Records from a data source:
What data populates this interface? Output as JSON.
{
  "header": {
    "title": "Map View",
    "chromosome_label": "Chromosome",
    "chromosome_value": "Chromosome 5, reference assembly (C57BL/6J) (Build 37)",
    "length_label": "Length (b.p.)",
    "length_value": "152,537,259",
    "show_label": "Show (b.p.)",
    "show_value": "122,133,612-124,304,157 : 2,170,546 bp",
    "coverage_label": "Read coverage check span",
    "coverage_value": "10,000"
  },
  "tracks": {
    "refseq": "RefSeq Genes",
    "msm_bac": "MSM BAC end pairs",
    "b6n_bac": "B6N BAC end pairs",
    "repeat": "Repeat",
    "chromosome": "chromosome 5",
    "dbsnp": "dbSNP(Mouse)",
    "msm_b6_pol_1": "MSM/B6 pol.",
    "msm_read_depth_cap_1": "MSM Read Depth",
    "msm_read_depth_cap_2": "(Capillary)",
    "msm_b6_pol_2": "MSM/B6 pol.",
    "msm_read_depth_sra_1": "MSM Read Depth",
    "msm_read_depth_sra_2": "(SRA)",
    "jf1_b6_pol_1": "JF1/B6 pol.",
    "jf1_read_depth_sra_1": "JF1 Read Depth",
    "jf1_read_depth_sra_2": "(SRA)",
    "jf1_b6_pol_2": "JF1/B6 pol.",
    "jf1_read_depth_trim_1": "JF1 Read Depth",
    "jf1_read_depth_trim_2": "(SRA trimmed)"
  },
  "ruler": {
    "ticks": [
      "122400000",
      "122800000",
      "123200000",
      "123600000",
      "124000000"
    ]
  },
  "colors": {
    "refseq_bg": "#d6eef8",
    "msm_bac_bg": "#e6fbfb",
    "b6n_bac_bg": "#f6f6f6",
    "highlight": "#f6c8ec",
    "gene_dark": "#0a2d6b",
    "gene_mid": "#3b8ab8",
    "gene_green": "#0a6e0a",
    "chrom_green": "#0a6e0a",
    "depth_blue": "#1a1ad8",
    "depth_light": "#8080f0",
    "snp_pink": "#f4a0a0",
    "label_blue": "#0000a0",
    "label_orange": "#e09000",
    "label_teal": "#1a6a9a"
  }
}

• **TASK BRIEF**:
Would you restate every record word for word?

• **TASK RESPONSE**:
What data populates this interface? Output as JSON.
{
  "header": {
    "title": "Map View",
    "chromosome_label": "Chromosome",
    "chromosome_value": "Chromosome 5, reference assembly (C57BL/6J) (Build 37)",
    "length_label": "Length (b.p.)",
    "length_value": "152,537,259",
    "show_label": "Show (b.p.)",
    "show_value": "122,133,612-124,304,157 : 2,170,546 bp",
    "coverage_label": "Read coverage check span",
    "coverage_value": "10,000"
  },
  "tracks": {
    "refseq": "RefSeq Genes",
    "msm_bac": "MSM BAC end pairs",
    "b6n_bac": "B6N BAC end pairs",
    "repeat": "Repeat",
    "chromosome": "chromosome 5",
    "dbsnp": "dbSNP(Mouse)",
    "msm_b6_pol_1": "MSM/B6 pol.",
    "msm_read_depth_cap_1": "MSM Read Depth",
    "msm_read_depth_cap_2": "(Capillary)",
    "msm_b6_pol_2": "MSM/B6 pol.",
    "msm_read_depth_sra_1": "MSM Read Depth",
    "msm_read_depth_sra_2": "(SRA)",
    "jf1_b6_pol_1": "JF1/B6 pol.",
    "jf1_read_depth_sra_1": "JF1 Read Depth",
    "jf1_read_depth_sra_2": "(SRA)",
    "jf1_b6_pol_2": "JF1/B6 pol.",
    "jf1_read_depth_trim_1": "JF1 Read Depth",
    "jf1_read_depth_trim_2": "(SRA trimmed)"
  },
  "ruler": {
    "ticks": [
      "122400000",
      "122800000",
      "123200000",
      "123600000",
      "124000000"
    ]
  },
  "colors": {
    "refseq_bg": "#d6eef8",
    "msm_bac_bg": "#e6fbfb",
    "b6n_bac_bg": "#f6f6f6",
    "highlight": "#f6c8ec",
    "gene_dark": "#0a2d6b",
    "gene_mid": "#3b8ab8",
    "gene_green": "#0a6e0a",
    "chrom_green": "#0a6e0a",
    "depth_blue": "#1a1ad8",
    "depth_light": "#8080f0",
    "snp_pink": "#f4a0a0",
    "label_blue": "#0000a0",
    "label_orange": "#e09000",
    "label_teal": "#1a6a9a"
  }
}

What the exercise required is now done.